The exercise >> Your task is to give the data again, exactly, with every line intact.
>> start Source material
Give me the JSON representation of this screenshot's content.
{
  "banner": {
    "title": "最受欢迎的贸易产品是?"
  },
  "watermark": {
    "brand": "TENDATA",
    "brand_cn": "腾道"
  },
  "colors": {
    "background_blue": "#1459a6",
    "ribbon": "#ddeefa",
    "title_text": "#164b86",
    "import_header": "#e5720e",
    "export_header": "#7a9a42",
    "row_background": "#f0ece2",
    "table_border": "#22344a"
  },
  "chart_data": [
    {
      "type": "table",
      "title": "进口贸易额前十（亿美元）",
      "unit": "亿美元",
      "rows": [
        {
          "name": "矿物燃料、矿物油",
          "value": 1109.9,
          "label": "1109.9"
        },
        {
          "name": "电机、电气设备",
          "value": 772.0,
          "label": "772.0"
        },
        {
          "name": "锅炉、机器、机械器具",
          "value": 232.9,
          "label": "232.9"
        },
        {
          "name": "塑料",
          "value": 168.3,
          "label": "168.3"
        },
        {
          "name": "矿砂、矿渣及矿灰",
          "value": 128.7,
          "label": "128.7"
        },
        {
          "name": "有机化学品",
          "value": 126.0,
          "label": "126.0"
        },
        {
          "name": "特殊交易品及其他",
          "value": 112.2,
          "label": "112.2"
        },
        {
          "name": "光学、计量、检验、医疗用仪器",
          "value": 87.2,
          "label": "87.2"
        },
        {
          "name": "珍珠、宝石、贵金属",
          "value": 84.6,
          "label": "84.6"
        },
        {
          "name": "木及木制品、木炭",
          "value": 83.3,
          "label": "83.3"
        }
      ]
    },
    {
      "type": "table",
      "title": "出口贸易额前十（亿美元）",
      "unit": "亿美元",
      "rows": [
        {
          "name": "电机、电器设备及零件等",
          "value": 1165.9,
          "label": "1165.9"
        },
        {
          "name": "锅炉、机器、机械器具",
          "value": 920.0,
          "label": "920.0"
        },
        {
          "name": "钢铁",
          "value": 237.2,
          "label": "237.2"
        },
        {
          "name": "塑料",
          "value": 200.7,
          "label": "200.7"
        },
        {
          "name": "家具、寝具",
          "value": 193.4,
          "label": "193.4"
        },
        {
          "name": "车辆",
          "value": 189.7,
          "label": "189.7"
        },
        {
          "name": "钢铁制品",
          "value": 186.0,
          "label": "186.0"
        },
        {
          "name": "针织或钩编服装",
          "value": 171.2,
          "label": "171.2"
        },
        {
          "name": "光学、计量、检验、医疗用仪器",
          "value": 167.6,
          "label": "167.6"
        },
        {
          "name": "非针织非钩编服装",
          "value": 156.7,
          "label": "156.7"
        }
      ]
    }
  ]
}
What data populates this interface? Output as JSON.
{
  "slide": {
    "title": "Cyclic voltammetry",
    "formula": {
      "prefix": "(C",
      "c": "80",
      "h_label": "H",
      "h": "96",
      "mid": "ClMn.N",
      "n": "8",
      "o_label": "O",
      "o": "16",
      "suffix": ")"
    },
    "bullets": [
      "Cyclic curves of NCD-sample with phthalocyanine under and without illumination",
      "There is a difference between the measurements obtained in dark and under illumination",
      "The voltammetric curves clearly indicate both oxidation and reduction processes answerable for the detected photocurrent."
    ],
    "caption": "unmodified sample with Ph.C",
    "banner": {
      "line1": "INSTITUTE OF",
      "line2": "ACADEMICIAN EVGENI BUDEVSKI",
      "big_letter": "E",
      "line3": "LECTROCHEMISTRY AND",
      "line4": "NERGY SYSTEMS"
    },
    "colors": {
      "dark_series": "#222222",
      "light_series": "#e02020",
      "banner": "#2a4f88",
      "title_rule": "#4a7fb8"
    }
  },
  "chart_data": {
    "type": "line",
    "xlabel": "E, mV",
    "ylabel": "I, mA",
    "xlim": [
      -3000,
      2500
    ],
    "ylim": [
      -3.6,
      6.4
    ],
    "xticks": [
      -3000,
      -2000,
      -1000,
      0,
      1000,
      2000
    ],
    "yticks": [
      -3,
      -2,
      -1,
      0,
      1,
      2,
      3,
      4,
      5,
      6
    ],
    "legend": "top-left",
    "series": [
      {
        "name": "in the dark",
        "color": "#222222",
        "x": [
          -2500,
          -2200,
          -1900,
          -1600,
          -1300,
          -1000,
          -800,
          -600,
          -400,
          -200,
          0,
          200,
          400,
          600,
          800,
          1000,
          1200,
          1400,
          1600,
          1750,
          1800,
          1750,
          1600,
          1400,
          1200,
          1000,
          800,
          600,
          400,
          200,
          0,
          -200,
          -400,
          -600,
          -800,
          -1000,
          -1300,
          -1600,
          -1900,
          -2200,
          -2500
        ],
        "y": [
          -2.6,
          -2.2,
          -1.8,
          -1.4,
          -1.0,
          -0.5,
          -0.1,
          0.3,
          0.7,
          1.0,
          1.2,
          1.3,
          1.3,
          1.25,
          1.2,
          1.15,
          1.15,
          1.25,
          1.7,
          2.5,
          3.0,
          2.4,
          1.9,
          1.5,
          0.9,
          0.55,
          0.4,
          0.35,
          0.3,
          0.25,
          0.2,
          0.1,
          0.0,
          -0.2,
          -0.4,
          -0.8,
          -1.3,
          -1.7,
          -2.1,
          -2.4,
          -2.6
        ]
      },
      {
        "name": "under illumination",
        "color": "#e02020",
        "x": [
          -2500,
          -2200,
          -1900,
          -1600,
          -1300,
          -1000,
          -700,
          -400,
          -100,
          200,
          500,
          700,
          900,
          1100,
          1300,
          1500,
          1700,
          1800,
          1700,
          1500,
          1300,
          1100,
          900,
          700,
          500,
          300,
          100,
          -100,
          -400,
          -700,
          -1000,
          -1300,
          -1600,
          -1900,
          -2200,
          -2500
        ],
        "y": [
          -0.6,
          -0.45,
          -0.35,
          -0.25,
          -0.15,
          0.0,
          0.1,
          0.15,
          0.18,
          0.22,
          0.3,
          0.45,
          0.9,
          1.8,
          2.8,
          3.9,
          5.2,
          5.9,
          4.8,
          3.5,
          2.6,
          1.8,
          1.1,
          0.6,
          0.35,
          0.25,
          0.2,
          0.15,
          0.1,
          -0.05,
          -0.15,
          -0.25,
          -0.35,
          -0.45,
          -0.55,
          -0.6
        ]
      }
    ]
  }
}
>> end Source material
Solution to this exercise >>
Give me the JSON representation of this screenshot's content.
{
  "banner": {
    "title": "最受欢迎的贸易产品是?"
  },
  "watermark": {
    "brand": "TENDATA",
    "brand_cn": "腾道"
  },
  "colors": {
    "background_blue": "#1459a6",
    "ribbon": "#ddeefa",
    "title_text": "#164b86",
    "import_header": "#e5720e",
    "export_header": "#7a9a42",
    "row_background": "#f0ece2",
    "table_border": "#22344a"
  },
  "chart_data": [
    {
      "type": "table",
      "title": "进口贸易额前十（亿美元）",
      "unit": "亿美元",
      "rows": [
        {
          "name": "矿物燃料、矿物油",
          "value": 1109.9,
          "label": "1109.9"
        },
        {
          "name": "电机、电气设备",
          "value": 772.0,
          "label": "772.0"
        },
        {
          "name": "锅炉、机器、机械器具",
          "value": 232.9,
          "label": "232.9"
        },
        {
          "name": "塑料",
          "value": 168.3,
          "label": "168.3"
        },
        {
          "name": "矿砂、矿渣及矿灰",
          "value": 128.7,
          "label": "128.7"
        },
        {
          "name": "有机化学品",
          "value": 126.0,
          "label": "126.0"
        },
        {
          "name": "特殊交易品及其他",
          "value": 112.2,
          "label": "112.2"
        },
        {
          "name": "光学、计量、检验、医疗用仪器",
          "value": 87.2,
          "label": "87.2"
        },
        {
          "name": "珍珠、宝石、贵金属",
          "value": 84.6,
          "label": "84.6"
        },
        {
          "name": "木及木制品、木炭",
          "value": 83.3,
          "label": "83.3"
        }
      ]
    },
    {
      "type": "table",
      "title": "出口贸易额前十（亿美元）",
      "unit": "亿美元",
      "rows": [
        {
          "name": "电机、电器设备及零件等",
          "value": 1165.9,
          "label": "1165.9"
        },
        {
          "name": "锅炉、机器、机械器具",
          "value": 920.0,
          "label": "920.0"
        },
        {
          "name": "钢铁",
          "value": 237.2,
          "label": "237.2"
        },
        {
          "name": "塑料",
          "value": 200.7,
          "label": "200.7"
        },
        {
          "name": "家具、寝具",
          "value": 193.4,
          "label": "193.4"
        },
        {
          "name": "车辆",
          "value": 189.7,
          "label": "189.7"
        },
        {
          "name": "钢铁制品",
          "value": 186.0,
          "label": "186.0"
        },
        {
          "name": "针织或钩编服装",
          "value": 171.2,
          "label": "171.2"
        },
        {
          "name": "光学、计量、检验、医疗用仪器",
          "value": 167.6,
          "label": "167.6"
        },
        {
          "name": "非针织非钩编服装",
          "value": 156.7,
          "label": "156.7"
        }
      ]
    }
  ]
}
What data populates this interface? Output as JSON.
{
  "slide": {
    "title": "Cyclic voltammetry",
    "formula": {
      "prefix": "(C",
      "c": "80",
      "h_label": "H",
      "h": "96",
      "mid": "ClMn.N",
      "n": "8",
      "o_label": "O",
      "o": "16",
      "suffix": ")"
    },
    "bullets": [
      "Cyclic curves of NCD-sample with phthalocyanine under and without illumination",
      "There is a difference between the measurements obtained in dark and under illumination",
      "The voltammetric curves clearly indicate both oxidation and reduction processes answerable for the detected photocurrent."
    ],
    "caption": "unmodified sample with Ph.C",
    "banner": {
      "line1": "INSTITUTE OF",
      "line2": "ACADEMICIAN EVGENI BUDEVSKI",
      "big_letter": "E",
      "line3": "LECTROCHEMISTRY AND",
      "line4": "NERGY SYSTEMS"
    },
    "colors": {
      "dark_series": "#222222",
      "light_series": "#e02020",
      "banner": "#2a4f88",
      "title_rule": "#4a7fb8"
    }
  },
  "chart_data": {
    "type": "line",
    "xlabel": "E, mV",
    "ylabel": "I, mA",
    "xlim": [
      -3000,
      2500
    ],
    "ylim": [
      -3.6,
      6.4
    ],
    "xticks": [
      -3000,
      -2000,
      -1000,
      0,
      1000,
      2000
    ],
    "yticks": [
      -3,
      -2,
      -1,
      0,
      1,
      2,
      3,
      4,
      5,
      6
    ],
    "legend": "top-left",
    "series": [
      {
        "name": "in the dark",
        "color": "#222222",
        "x": [
          -2500,
          -2200,
          -1900,
          -1600,
          -1300,
          -1000,
          -800,
          -600,
          -400,
          -200,
          0,
          200,
          400,
          600,
          800,
          1000,
          1200,
          1400,
          1600,
          1750,
          1800,
          1750,
          1600,
          1400,
          1200,
          1000,
          800,
          600,
          400,
          200,
          0,
          -200,
          -400,
          -600,
          -800,
          -1000,
          -1300,
          -1600,
          -1900,
          -2200,
          -2500
        ],
        "y": [
          -2.6,
          -2.2,
          -1.8,
          -1.4,
          -1.0,
          -0.5,
          -0.1,
          0.3,
          0.7,
          1.0,
          1.2,
          1.3,
          1.3,
          1.25,
          1.2,
          1.15,
          1.15,
          1.25,
          1.7,
          2.5,
          3.0,
          2.4,
          1.9,
          1.5,
          0.9,
          0.55,
          0.4,
          0.35,
          0.3,
          0.25,
          0.2,
          0.1,
          0.0,
          -0.2,
          -0.4,
          -0.8,
          -1.3,
          -1.7,
          -2.1,
          -2.4,
          -2.6
        ]
      },
      {
        "name": "under illumination",
        "color": "#e02020",
        "x": [
          -2500,
          -2200,
          -1900,
          -1600,
          -1300,
          -1000,
          -700,
          -400,
          -100,
          200,
          500,
          700,
          900,
          1100,
          1300,
          1500,
          1700,
          1800,
          1700,
          1500,
          1300,
          1100,
          900,
          700,
          500,
          300,
          100,
          -100,
          -400,
          -700,
          -1000,
          -1300,
          -1600,
          -1900,
          -2200,
          -2500
        ],
        "y": [
          -0.6,
          -0.45,
          -0.35,
          -0.25,
          -0.15,
          0.0,
          0.1,
          0.15,
          0.18,
          0.22,
          0.3,
          0.45,
          0.9,
          1.8,
          2.8,
          3.9,
          5.2,
          5.9,
          4.8,
          3.5,
          2.6,
          1.8,
          1.1,
          0.6,
          0.35,
          0.25,
          0.2,
          0.15,
          0.1,
          -0.05,
          -0.15,
          -0.25,
          -0.35,
          -0.45,
          -0.55,
          -0.6
        ]
      }
    ]
  }
}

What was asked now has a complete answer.